[Stored data]

==============================

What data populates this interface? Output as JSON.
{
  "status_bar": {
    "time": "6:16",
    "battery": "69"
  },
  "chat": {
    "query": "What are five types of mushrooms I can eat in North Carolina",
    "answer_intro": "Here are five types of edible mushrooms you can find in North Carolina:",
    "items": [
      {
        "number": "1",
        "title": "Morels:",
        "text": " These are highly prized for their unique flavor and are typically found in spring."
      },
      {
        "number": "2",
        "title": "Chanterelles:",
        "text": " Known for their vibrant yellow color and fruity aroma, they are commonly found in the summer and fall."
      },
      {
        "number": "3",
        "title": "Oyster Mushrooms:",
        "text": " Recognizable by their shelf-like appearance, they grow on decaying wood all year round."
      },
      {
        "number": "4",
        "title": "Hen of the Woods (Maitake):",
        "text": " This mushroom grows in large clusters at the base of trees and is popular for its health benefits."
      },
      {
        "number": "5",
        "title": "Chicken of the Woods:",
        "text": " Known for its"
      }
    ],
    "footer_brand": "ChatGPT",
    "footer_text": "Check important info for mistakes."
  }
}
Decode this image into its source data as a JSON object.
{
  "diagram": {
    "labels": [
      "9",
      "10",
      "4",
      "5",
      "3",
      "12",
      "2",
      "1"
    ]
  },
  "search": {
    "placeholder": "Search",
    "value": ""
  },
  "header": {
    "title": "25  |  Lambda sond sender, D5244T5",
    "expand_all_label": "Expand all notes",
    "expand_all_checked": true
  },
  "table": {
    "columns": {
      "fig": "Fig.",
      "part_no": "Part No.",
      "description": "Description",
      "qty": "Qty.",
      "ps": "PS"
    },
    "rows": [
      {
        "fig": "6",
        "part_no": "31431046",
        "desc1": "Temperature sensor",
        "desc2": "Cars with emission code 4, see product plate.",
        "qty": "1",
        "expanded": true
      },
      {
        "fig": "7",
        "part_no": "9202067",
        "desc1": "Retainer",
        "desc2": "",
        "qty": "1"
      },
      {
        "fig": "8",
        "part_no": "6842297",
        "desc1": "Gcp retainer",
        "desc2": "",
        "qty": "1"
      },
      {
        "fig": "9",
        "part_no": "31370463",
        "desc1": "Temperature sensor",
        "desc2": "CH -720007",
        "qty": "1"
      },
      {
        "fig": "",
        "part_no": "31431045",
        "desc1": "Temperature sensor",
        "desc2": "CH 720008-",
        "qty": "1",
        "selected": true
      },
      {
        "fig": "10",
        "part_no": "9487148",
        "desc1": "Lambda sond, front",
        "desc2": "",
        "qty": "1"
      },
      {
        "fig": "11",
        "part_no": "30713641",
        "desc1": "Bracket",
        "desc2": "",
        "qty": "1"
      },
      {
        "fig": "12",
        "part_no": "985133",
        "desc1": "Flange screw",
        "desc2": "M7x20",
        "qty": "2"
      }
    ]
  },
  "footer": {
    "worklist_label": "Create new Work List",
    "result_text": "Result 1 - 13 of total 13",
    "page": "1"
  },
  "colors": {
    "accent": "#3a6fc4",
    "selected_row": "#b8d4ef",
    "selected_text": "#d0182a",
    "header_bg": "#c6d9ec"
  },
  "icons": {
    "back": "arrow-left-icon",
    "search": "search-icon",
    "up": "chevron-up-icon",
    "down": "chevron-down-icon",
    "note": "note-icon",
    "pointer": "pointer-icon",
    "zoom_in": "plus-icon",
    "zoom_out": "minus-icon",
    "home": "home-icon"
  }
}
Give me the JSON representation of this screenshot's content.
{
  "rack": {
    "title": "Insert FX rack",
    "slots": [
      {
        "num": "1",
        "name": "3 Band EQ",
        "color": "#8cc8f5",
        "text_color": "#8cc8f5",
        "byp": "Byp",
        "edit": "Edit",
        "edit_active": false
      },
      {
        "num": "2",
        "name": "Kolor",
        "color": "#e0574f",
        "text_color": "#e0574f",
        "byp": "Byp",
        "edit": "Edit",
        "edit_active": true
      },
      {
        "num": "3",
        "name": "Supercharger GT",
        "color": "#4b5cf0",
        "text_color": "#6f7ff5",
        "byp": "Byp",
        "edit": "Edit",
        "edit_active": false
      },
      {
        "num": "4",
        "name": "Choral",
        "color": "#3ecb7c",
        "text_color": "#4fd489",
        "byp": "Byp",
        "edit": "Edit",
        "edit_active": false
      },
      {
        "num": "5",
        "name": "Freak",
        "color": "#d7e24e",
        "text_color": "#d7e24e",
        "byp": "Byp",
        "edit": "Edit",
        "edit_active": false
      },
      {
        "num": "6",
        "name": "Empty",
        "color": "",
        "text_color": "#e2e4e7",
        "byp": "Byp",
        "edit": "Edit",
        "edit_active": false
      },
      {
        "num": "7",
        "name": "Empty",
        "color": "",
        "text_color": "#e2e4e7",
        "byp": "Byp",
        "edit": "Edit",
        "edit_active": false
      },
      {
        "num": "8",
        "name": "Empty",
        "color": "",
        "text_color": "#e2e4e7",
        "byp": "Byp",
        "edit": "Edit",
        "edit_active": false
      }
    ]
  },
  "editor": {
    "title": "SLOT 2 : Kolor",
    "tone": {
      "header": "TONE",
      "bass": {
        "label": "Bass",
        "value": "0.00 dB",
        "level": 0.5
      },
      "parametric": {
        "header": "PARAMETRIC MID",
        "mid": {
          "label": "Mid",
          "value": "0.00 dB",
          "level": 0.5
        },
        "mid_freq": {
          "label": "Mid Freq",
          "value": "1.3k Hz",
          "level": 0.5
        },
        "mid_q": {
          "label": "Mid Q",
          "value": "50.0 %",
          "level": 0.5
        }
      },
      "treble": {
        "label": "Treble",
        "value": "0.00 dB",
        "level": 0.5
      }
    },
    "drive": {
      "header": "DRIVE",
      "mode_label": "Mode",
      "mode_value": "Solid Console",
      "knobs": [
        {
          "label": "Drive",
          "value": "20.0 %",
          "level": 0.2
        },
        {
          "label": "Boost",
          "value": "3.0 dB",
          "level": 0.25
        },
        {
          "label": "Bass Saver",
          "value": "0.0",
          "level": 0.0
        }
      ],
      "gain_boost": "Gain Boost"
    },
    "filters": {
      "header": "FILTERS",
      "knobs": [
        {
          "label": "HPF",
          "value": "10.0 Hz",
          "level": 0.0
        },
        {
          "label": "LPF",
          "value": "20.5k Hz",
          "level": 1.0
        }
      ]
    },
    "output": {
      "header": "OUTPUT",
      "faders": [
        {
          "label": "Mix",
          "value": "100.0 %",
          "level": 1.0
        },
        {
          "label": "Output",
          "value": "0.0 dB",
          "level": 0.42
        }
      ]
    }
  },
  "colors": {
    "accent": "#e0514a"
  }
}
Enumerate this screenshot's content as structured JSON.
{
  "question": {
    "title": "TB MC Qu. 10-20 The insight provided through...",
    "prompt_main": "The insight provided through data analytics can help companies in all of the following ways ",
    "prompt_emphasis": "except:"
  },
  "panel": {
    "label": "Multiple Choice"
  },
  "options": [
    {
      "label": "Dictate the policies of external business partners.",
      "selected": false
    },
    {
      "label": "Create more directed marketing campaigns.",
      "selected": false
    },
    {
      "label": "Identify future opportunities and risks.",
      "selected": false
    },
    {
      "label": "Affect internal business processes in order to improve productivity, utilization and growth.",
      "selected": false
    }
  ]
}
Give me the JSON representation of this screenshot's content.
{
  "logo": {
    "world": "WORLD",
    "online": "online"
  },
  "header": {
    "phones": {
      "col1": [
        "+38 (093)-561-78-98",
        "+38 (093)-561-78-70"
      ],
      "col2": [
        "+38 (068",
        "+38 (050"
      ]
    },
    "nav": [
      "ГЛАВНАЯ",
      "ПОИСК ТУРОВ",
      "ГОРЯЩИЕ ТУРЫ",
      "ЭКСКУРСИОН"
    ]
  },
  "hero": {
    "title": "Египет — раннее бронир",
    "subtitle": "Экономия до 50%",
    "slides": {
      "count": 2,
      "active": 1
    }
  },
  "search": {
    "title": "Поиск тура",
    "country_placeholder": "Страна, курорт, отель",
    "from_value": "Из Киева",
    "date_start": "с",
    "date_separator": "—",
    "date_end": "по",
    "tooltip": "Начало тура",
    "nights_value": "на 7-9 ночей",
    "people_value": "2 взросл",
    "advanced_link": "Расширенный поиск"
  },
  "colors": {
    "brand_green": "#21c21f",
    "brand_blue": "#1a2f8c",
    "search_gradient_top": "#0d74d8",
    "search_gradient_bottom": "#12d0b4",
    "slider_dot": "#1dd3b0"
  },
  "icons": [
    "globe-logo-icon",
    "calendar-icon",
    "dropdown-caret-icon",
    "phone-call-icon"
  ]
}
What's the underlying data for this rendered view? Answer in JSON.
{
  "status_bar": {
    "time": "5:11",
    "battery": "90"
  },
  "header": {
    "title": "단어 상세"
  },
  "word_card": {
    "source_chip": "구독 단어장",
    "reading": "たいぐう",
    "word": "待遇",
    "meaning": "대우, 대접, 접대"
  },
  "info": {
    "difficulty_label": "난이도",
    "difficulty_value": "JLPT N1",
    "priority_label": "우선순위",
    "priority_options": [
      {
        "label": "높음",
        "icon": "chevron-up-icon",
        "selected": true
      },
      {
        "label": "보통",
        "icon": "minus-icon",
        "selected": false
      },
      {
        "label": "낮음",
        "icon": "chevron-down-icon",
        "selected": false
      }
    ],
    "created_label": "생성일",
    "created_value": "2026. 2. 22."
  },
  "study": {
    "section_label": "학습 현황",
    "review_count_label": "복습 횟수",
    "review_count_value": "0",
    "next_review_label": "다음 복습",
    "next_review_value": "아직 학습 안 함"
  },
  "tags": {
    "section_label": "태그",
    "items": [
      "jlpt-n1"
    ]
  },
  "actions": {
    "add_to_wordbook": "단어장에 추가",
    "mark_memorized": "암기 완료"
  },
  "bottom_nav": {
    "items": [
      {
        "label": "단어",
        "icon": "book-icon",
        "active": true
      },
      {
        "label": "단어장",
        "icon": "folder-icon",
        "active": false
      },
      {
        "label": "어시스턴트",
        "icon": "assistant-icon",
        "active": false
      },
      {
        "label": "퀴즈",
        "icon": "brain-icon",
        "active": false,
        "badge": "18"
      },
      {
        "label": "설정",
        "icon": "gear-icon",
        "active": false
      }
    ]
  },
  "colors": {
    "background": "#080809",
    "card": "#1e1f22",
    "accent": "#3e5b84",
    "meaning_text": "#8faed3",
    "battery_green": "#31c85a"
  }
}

==============================

Check each line above for the word "What" and copy the ones that have it.

What data populates this interface? Output as JSON.
    "query": "What are five types of mushrooms I can eat in North Carolina",
What's the underlying data for this rendered view? Answer in JSON.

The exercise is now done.